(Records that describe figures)
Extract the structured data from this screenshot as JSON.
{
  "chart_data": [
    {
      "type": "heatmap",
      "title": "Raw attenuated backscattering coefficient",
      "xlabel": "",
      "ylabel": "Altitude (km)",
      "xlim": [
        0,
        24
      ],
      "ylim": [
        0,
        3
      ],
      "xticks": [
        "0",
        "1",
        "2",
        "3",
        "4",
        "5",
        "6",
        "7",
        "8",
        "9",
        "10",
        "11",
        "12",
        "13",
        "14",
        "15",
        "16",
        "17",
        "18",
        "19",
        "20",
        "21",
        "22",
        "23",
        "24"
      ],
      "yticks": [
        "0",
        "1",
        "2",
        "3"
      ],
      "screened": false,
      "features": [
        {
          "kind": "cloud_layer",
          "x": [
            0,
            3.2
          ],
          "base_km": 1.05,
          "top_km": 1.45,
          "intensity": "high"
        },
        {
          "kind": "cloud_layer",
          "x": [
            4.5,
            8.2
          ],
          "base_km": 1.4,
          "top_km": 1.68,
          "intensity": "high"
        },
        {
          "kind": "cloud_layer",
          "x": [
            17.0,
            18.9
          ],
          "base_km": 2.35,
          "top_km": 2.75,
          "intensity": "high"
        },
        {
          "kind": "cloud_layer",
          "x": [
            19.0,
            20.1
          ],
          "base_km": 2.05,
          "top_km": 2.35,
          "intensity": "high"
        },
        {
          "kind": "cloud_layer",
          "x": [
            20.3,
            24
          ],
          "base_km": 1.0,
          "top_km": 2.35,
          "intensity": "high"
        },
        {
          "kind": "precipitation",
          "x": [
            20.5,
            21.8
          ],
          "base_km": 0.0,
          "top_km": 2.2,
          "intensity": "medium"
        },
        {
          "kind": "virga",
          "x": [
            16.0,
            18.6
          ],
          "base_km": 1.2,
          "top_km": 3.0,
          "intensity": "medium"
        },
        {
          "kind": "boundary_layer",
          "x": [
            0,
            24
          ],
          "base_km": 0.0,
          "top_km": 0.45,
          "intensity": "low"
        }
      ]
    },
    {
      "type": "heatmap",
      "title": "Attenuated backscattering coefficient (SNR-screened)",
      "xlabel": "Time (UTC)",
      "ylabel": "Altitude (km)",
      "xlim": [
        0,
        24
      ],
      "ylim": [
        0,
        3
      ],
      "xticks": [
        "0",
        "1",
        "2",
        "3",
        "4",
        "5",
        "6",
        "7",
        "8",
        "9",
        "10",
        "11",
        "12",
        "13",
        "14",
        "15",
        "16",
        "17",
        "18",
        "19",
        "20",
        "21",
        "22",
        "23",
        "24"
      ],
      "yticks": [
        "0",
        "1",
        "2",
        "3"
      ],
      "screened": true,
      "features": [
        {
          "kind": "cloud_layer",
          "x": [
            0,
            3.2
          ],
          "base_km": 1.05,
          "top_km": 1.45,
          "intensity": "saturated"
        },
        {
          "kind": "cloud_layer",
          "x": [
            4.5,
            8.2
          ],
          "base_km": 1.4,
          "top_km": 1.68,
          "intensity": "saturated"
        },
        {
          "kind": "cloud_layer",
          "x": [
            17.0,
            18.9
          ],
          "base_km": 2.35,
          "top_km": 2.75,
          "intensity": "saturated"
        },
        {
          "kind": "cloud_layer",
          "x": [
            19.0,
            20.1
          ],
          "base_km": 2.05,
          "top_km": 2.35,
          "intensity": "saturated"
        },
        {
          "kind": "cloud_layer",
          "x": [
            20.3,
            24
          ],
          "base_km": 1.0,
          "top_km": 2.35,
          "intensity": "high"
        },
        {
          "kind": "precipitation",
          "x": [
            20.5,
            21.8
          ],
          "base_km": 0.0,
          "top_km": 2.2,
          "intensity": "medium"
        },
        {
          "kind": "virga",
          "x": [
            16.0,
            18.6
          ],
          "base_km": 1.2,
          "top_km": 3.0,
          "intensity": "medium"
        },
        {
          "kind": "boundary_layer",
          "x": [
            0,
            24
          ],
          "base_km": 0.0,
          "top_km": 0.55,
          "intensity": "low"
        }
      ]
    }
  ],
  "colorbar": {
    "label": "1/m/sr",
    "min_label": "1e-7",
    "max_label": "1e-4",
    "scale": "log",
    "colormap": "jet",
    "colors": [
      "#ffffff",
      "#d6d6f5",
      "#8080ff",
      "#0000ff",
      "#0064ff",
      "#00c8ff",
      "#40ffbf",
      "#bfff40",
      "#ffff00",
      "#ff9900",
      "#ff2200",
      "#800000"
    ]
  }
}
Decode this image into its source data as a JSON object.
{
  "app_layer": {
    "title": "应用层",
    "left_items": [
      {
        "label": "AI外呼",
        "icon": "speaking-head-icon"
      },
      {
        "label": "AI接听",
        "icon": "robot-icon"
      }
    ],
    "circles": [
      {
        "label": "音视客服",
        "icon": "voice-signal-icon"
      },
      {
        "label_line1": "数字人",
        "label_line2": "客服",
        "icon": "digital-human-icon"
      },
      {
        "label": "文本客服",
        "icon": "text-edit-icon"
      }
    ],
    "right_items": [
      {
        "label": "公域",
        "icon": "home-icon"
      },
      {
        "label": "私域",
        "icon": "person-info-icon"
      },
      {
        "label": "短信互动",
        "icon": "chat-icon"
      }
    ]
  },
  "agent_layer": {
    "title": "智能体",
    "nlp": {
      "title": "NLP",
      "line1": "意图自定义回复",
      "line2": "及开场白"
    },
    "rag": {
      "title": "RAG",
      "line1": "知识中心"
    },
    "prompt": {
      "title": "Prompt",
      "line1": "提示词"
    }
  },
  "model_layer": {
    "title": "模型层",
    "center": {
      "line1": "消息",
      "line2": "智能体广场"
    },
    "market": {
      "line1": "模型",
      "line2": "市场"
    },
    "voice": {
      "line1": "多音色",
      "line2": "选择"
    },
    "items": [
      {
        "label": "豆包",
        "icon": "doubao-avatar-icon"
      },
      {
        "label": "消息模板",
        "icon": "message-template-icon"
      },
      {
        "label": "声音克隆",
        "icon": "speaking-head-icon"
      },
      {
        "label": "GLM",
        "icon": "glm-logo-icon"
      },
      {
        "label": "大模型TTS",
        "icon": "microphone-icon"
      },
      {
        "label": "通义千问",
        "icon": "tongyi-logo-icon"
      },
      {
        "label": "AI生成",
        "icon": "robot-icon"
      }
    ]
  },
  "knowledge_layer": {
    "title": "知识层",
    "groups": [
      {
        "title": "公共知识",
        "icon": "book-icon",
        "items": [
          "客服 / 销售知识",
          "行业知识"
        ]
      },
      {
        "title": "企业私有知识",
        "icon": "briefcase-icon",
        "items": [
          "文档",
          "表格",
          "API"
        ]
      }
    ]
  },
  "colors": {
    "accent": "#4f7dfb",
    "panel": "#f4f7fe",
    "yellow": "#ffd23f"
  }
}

▸ Given task: Output the full listing exactly as it stands.

▸ Response to the exercise:
Extract the structured data from this screenshot as JSON.
{
  "chart_data": [
    {
      "type": "heatmap",
      "title": "Raw attenuated backscattering coefficient",
      "xlabel": "",
      "ylabel": "Altitude (km)",
      "xlim": [
        0,
        24
      ],
      "ylim": [
        0,
        3
      ],
      "xticks": [
        "0",
        "1",
        "2",
        "3",
        "4",
        "5",
        "6",
        "7",
        "8",
        "9",
        "10",
        "11",
        "12",
        "13",
        "14",
        "15",
        "16",
        "17",
        "18",
        "19",
        "20",
        "21",
        "22",
        "23",
        "24"
      ],
      "yticks": [
        "0",
        "1",
        "2",
        "3"
      ],
      "screened": false,
      "features": [
        {
          "kind": "cloud_layer",
          "x": [
            0,
            3.2
          ],
          "base_km": 1.05,
          "top_km": 1.45,
          "intensity": "high"
        },
        {
          "kind": "cloud_layer",
          "x": [
            4.5,
            8.2
          ],
          "base_km": 1.4,
          "top_km": 1.68,
          "intensity": "high"
        },
        {
          "kind": "cloud_layer",
          "x": [
            17.0,
            18.9
          ],
          "base_km": 2.35,
          "top_km": 2.75,
          "intensity": "high"
        },
        {
          "kind": "cloud_layer",
          "x": [
            19.0,
            20.1
          ],
          "base_km": 2.05,
          "top_km": 2.35,
          "intensity": "high"
        },
        {
          "kind": "cloud_layer",
          "x": [
            20.3,
            24
          ],
          "base_km": 1.0,
          "top_km": 2.35,
          "intensity": "high"
        },
        {
          "kind": "precipitation",
          "x": [
            20.5,
            21.8
          ],
          "base_km": 0.0,
          "top_km": 2.2,
          "intensity": "medium"
        },
        {
          "kind": "virga",
          "x": [
            16.0,
            18.6
          ],
          "base_km": 1.2,
          "top_km": 3.0,
          "intensity": "medium"
        },
        {
          "kind": "boundary_layer",
          "x": [
            0,
            24
          ],
          "base_km": 0.0,
          "top_km": 0.45,
          "intensity": "low"
        }
      ]
    },
    {
      "type": "heatmap",
      "title": "Attenuated backscattering coefficient (SNR-screened)",
      "xlabel": "Time (UTC)",
      "ylabel": "Altitude (km)",
      "xlim": [
        0,
        24
      ],
      "ylim": [
        0,
        3
      ],
      "xticks": [
        "0",
        "1",
        "2",
        "3",
        "4",
        "5",
        "6",
        "7",
        "8",
        "9",
        "10",
        "11",
        "12",
        "13",
        "14",
        "15",
        "16",
        "17",
        "18",
        "19",
        "20",
        "21",
        "22",
        "23",
        "24"
      ],
      "yticks": [
        "0",
        "1",
        "2",
        "3"
      ],
      "screened": true,
      "features": [
        {
          "kind": "cloud_layer",
          "x": [
            0,
            3.2
          ],
          "base_km": 1.05,
          "top_km": 1.45,
          "intensity": "saturated"
        },
        {
          "kind": "cloud_layer",
          "x": [
            4.5,
            8.2
          ],
          "base_km": 1.4,
          "top_km": 1.68,
          "intensity": "saturated"
        },
        {
          "kind": "cloud_layer",
          "x": [
            17.0,
            18.9
          ],
          "base_km": 2.35,
          "top_km": 2.75,
          "intensity": "saturated"
        },
        {
          "kind": "cloud_layer",
          "x": [
            19.0,
            20.1
          ],
          "base_km": 2.05,
          "top_km": 2.35,
          "intensity": "saturated"
        },
        {
          "kind": "cloud_layer",
          "x": [
            20.3,
            24
          ],
          "base_km": 1.0,
          "top_km": 2.35,
          "intensity": "high"
        },
        {
          "kind": "precipitation",
          "x": [
            20.5,
            21.8
          ],
          "base_km": 0.0,
          "top_km": 2.2,
          "intensity": "medium"
        },
        {
          "kind": "virga",
          "x": [
            16.0,
            18.6
          ],
          "base_km": 1.2,
          "top_km": 3.0,
          "intensity": "medium"
        },
        {
          "kind": "boundary_layer",
          "x": [
            0,
            24
          ],
          "base_km": 0.0,
          "top_km": 0.55,
          "intensity": "low"
        }
      ]
    }
  ],
  "colorbar": {
    "label": "1/m/sr",
    "min_label": "1e-7",
    "max_label": "1e-4",
    "scale": "log",
    "colormap": "jet",
    "colors": [
      "#ffffff",
      "#d6d6f5",
      "#8080ff",
      "#0000ff",
      "#0064ff",
      "#00c8ff",
      "#40ffbf",
      "#bfff40",
      "#ffff00",
      "#ff9900",
      "#ff2200",
      "#800000"
    ]
  }
}
Decode this image into its source data as a JSON object.
{
  "app_layer": {
    "title": "应用层",
    "left_items": [
      {
        "label": "AI外呼",
        "icon": "speaking-head-icon"
      },
      {
        "label": "AI接听",
        "icon": "robot-icon"
      }
    ],
    "circles": [
      {
        "label": "音视客服",
        "icon": "voice-signal-icon"
      },
      {
        "label_line1": "数字人",
        "label_line2": "客服",
        "icon": "digital-human-icon"
      },
      {
        "label": "文本客服",
        "icon": "text-edit-icon"
      }
    ],
    "right_items": [
      {
        "label": "公域",
        "icon": "home-icon"
      },
      {
        "label": "私域",
        "icon": "person-info-icon"
      },
      {
        "label": "短信互动",
        "icon": "chat-icon"
      }
    ]
  },
  "agent_layer": {
    "title": "智能体",
    "nlp": {
      "title": "NLP",
      "line1": "意图自定义回复",
      "line2": "及开场白"
    },
    "rag": {
      "title": "RAG",
      "line1": "知识中心"
    },
    "prompt": {
      "title": "Prompt",
      "line1": "提示词"
    }
  },
  "model_layer": {
    "title": "模型层",
    "center": {
      "line1": "消息",
      "line2": "智能体广场"
    },
    "market": {
      "line1": "模型",
      "line2": "市场"
    },
    "voice": {
      "line1": "多音色",
      "line2": "选择"
    },
    "items": [
      {
        "label": "豆包",
        "icon": "doubao-avatar-icon"
      },
      {
        "label": "消息模板",
        "icon": "message-template-icon"
      },
      {
        "label": "声音克隆",
        "icon": "speaking-head-icon"
      },
      {
        "label": "GLM",
        "icon": "glm-logo-icon"
      },
      {
        "label": "大模型TTS",
        "icon": "microphone-icon"
      },
      {
        "label": "通义千问",
        "icon": "tongyi-logo-icon"
      },
      {
        "label": "AI生成",
        "icon": "robot-icon"
      }
    ]
  },
  "knowledge_layer": {
    "title": "知识层",
    "groups": [
      {
        "title": "公共知识",
        "icon": "book-icon",
        "items": [
          "客服 / 销售知识",
          "行业知识"
        ]
      },
      {
        "title": "企业私有知识",
        "icon": "briefcase-icon",
        "items": [
          "文档",
          "表格",
          "API"
        ]
      }
    ]
  },
  "colors": {
    "accent": "#4f7dfb",
    "panel": "#f4f7fe",
    "yellow": "#ffd23f"
  }
}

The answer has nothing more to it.